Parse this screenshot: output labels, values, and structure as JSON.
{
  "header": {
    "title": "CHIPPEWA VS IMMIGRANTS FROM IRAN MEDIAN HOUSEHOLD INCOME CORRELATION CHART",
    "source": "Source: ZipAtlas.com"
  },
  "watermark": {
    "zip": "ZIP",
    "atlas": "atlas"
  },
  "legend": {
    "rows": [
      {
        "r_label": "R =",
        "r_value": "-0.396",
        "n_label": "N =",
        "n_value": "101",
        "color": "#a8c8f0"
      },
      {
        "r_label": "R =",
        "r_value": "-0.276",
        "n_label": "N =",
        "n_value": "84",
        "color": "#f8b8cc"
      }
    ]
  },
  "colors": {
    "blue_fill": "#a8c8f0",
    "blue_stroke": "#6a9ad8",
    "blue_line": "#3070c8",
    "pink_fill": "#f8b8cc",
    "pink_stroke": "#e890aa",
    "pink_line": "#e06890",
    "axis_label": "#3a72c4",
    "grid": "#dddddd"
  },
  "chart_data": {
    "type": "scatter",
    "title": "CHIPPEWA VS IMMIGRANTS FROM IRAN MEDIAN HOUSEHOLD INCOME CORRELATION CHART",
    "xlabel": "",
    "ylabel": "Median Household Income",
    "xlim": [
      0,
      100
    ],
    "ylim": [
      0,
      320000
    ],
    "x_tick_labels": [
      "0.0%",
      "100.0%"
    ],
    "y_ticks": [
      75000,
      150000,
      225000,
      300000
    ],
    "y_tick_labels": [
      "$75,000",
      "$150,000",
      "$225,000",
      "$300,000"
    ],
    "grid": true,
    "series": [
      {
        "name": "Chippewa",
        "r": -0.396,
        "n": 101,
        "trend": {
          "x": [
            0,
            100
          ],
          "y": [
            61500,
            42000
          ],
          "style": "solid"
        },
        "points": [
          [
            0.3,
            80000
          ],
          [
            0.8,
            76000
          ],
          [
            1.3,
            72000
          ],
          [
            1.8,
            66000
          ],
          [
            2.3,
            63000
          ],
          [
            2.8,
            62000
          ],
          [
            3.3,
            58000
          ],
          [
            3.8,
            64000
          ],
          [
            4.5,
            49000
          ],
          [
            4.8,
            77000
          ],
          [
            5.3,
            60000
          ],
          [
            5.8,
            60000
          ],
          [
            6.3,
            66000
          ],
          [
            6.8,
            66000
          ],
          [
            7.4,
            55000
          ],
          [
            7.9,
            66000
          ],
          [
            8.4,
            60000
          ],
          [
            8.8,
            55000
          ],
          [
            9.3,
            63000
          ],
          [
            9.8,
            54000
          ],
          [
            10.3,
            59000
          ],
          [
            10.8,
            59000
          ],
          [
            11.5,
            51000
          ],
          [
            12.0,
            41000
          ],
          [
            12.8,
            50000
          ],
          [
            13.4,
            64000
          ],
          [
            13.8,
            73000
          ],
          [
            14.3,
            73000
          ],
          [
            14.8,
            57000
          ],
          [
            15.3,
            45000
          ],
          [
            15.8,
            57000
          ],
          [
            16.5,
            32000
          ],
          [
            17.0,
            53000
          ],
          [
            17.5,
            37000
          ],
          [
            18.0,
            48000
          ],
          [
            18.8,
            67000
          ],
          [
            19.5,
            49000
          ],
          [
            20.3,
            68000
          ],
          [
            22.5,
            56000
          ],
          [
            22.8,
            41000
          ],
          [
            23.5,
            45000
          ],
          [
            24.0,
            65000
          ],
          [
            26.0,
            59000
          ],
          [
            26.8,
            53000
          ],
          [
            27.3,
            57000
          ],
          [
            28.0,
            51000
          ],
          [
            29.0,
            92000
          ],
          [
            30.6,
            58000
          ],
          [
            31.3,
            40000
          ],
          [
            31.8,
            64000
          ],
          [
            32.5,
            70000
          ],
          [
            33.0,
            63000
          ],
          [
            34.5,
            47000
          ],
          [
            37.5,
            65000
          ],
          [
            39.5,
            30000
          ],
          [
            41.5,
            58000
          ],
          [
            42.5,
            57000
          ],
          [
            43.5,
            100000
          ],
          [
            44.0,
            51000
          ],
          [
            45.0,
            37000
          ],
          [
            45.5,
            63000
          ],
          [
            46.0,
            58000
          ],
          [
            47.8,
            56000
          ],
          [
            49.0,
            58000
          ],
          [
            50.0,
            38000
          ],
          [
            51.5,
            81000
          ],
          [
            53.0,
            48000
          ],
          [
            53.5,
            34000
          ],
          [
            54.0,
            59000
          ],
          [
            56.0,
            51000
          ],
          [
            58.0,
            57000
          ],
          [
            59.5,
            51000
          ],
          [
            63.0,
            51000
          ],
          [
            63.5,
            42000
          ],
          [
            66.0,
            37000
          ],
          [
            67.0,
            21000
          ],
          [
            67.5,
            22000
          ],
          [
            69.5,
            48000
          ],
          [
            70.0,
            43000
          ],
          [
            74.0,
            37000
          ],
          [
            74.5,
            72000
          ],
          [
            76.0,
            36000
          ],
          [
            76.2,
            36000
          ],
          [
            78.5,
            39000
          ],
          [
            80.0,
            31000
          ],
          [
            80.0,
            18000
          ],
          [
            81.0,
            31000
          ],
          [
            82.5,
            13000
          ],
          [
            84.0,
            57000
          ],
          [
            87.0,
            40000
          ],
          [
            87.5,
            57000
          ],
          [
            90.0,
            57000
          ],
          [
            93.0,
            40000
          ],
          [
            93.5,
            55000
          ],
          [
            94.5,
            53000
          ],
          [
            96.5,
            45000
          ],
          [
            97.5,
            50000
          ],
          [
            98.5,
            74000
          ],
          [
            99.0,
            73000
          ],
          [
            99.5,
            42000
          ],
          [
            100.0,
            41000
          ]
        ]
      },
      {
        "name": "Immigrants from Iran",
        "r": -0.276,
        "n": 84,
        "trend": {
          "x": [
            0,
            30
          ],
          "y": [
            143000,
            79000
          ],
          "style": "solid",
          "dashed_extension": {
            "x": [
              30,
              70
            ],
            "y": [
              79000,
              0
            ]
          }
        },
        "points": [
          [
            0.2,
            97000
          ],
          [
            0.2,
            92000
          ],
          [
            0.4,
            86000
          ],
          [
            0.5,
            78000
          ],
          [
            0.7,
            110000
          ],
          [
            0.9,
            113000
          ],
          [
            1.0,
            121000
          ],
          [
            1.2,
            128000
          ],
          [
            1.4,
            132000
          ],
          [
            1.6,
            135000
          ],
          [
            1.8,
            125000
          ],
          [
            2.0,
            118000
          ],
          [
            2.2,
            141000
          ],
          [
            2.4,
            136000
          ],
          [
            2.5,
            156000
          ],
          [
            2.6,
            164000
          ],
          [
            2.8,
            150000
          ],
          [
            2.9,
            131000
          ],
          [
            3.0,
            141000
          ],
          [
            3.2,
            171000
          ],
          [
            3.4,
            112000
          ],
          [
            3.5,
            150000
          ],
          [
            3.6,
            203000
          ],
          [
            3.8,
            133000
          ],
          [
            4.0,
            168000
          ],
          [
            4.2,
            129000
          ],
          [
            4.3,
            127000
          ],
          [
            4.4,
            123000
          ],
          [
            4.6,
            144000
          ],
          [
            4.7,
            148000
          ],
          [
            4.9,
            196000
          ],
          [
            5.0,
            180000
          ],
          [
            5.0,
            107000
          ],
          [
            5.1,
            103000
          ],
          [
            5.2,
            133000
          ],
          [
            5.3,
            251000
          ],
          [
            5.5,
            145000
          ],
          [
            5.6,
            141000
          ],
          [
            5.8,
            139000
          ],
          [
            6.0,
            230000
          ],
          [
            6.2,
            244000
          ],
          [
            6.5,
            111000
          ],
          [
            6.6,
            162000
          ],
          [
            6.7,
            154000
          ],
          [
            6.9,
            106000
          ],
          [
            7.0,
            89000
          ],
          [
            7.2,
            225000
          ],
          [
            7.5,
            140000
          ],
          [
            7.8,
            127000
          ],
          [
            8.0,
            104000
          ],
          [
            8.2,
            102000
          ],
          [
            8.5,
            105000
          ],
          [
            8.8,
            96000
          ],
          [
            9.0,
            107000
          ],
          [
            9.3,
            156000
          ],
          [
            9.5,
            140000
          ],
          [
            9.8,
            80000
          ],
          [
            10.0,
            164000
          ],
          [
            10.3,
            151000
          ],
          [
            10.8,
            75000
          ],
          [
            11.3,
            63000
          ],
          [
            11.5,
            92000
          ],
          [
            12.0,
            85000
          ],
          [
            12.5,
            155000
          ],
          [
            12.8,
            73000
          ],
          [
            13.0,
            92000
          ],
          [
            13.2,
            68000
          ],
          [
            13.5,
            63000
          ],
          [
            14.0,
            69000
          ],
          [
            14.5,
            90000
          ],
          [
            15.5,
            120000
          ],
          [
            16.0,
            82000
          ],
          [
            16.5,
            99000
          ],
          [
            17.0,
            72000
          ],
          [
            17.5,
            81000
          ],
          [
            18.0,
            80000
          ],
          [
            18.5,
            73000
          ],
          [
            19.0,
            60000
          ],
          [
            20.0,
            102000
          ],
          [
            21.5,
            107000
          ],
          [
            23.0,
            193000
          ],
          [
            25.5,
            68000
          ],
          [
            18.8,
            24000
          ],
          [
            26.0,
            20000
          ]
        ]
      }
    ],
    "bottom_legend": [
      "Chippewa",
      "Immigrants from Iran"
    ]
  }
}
==============================
Goal » Read the entries and pick out all lines that include the word "name".

Exercise output »
        "name": "Chippewa",
        "name": "Immigrants from Iran",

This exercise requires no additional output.